[Exercise aim]
All of the records below should be output exactly.

[Excerpted records]
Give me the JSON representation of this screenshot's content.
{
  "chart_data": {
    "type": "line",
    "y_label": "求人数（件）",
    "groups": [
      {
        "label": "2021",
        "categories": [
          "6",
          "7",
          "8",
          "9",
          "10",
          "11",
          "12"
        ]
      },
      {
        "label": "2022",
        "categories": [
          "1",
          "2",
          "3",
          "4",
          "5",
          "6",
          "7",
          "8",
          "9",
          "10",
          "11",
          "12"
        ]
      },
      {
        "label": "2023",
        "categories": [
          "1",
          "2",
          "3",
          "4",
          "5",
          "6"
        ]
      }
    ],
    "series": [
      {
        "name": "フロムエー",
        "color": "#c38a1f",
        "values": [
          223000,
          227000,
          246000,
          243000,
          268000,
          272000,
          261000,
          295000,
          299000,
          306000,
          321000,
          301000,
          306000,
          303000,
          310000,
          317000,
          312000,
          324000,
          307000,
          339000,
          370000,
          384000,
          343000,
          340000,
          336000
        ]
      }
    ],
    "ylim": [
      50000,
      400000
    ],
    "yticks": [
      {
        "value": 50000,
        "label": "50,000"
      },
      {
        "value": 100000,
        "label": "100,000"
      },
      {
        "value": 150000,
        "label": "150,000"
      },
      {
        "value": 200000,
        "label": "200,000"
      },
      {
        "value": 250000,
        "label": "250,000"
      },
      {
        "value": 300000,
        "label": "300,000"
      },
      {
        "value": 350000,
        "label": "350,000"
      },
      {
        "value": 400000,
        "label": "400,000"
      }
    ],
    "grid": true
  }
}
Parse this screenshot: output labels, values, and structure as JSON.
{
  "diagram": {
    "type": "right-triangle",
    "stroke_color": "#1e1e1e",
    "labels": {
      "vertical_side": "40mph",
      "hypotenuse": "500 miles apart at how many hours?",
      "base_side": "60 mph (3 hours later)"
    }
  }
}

[Result of this task]
Give me the JSON representation of this screenshot's content.
{
  "chart_data": {
    "type": "line",
    "y_label": "求人数（件）",
    "groups": [
      {
        "label": "2021",
        "categories": [
          "6",
          "7",
          "8",
          "9",
          "10",
          "11",
          "12"
        ]
      },
      {
        "label": "2022",
        "categories": [
          "1",
          "2",
          "3",
          "4",
          "5",
          "6",
          "7",
          "8",
          "9",
          "10",
          "11",
          "12"
        ]
      },
      {
        "label": "2023",
        "categories": [
          "1",
          "2",
          "3",
          "4",
          "5",
          "6"
        ]
      }
    ],
    "series": [
      {
        "name": "フロムエー",
        "color": "#c38a1f",
        "values": [
          223000,
          227000,
          246000,
          243000,
          268000,
          272000,
          261000,
          295000,
          299000,
          306000,
          321000,
          301000,
          306000,
          303000,
          310000,
          317000,
          312000,
          324000,
          307000,
          339000,
          370000,
          384000,
          343000,
          340000,
          336000
        ]
      }
    ],
    "ylim": [
      50000,
      400000
    ],
    "yticks": [
      {
        "value": 50000,
        "label": "50,000"
      },
      {
        "value": 100000,
        "label": "100,000"
      },
      {
        "value": 150000,
        "label": "150,000"
      },
      {
        "value": 200000,
        "label": "200,000"
      },
      {
        "value": 250000,
        "label": "250,000"
      },
      {
        "value": 300000,
        "label": "300,000"
      },
      {
        "value": 350000,
        "label": "350,000"
      },
      {
        "value": 400000,
        "label": "400,000"
      }
    ],
    "grid": true
  }
}
Parse this screenshot: output labels, values, and structure as JSON.
{
  "diagram": {
    "type": "right-triangle",
    "stroke_color": "#1e1e1e",
    "labels": {
      "vertical_side": "40mph",
      "hypotenuse": "500 miles apart at how many hours?",
      "base_side": "60 mph (3 hours later)"
    }
  }
}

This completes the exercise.